### RECORDS FOR PROCESSING ###

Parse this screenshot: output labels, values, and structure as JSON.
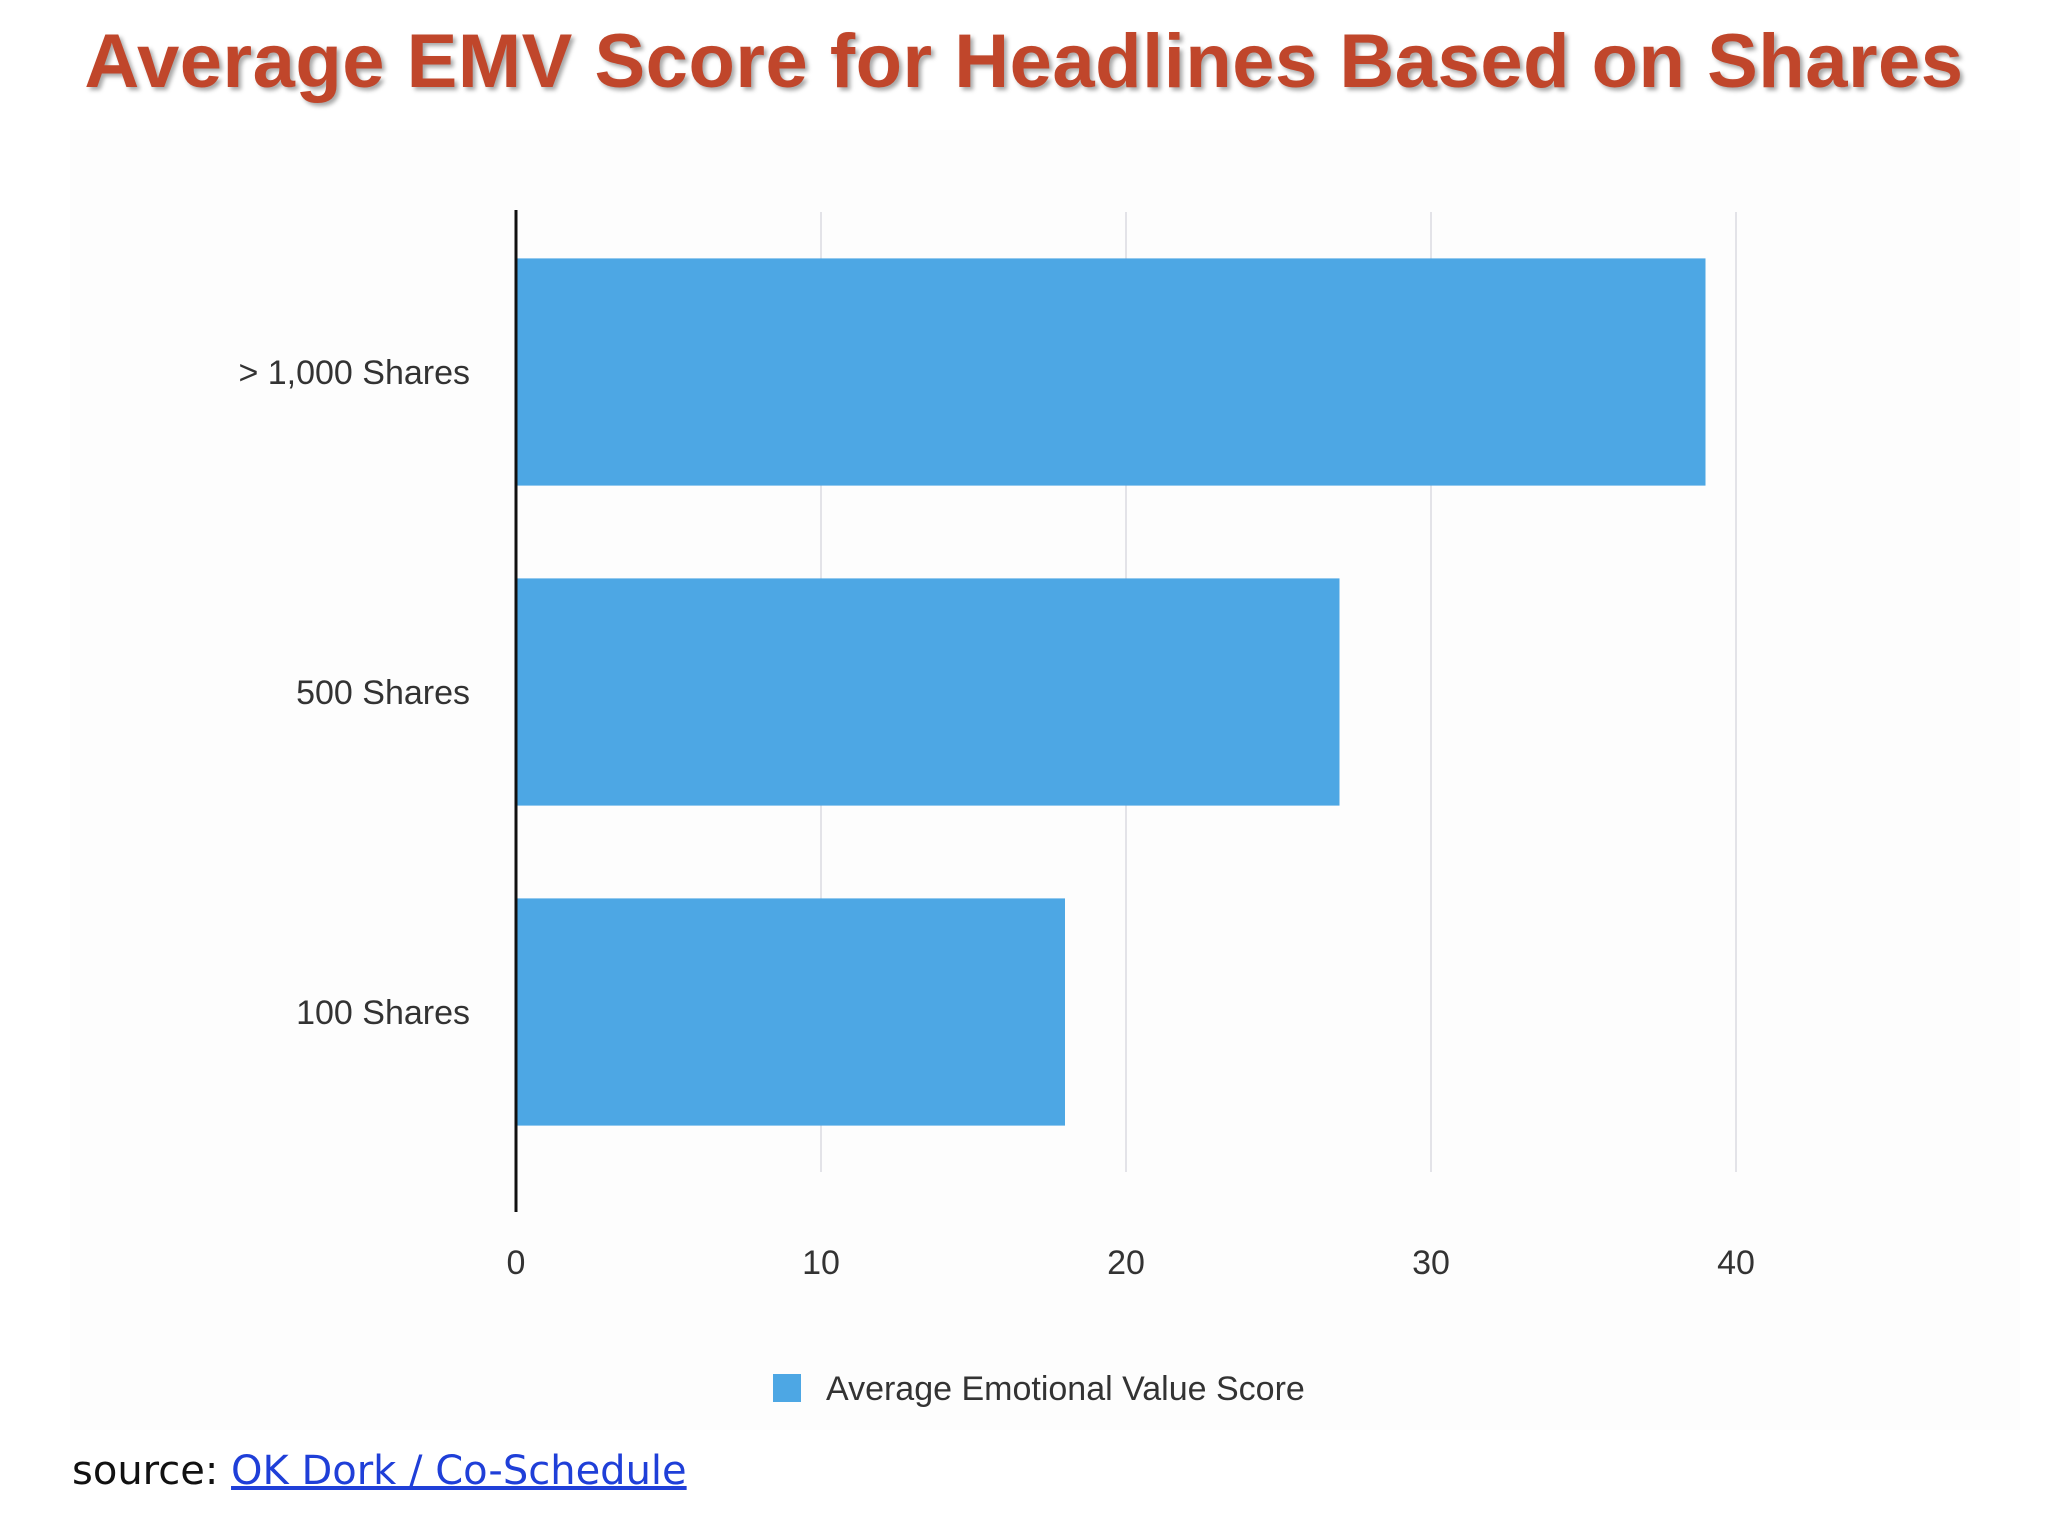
{
  "title": "Average EMV Score for Headlines Based on Shares",
  "colors": {
    "title": "#c0462b",
    "bar": "#4da7e4",
    "grid": "#e3e3e8",
    "axis": "#111111",
    "link": "#1f3fd8"
  },
  "source": {
    "prefix": "source:",
    "link_text": "OK Dork / Co-Schedule"
  },
  "chart_data": {
    "type": "bar",
    "orientation": "horizontal",
    "categories": [
      "> 1,000 Shares",
      "500 Shares",
      "100 Shares"
    ],
    "series": [
      {
        "name": "Average Emotional Value Score",
        "values": [
          39,
          27,
          18
        ]
      }
    ],
    "xlim": [
      0,
      40
    ],
    "xticks": [
      0,
      10,
      20,
      30,
      40
    ],
    "grid": true,
    "legend_position": "bottom"
  }
}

###

**EXERCISE TASK**
Copy out every line of the data that includes "values".

**SOLUTION BELOW**
Parse this screenshot: output labels, values, and structure as JSON.
        "values": [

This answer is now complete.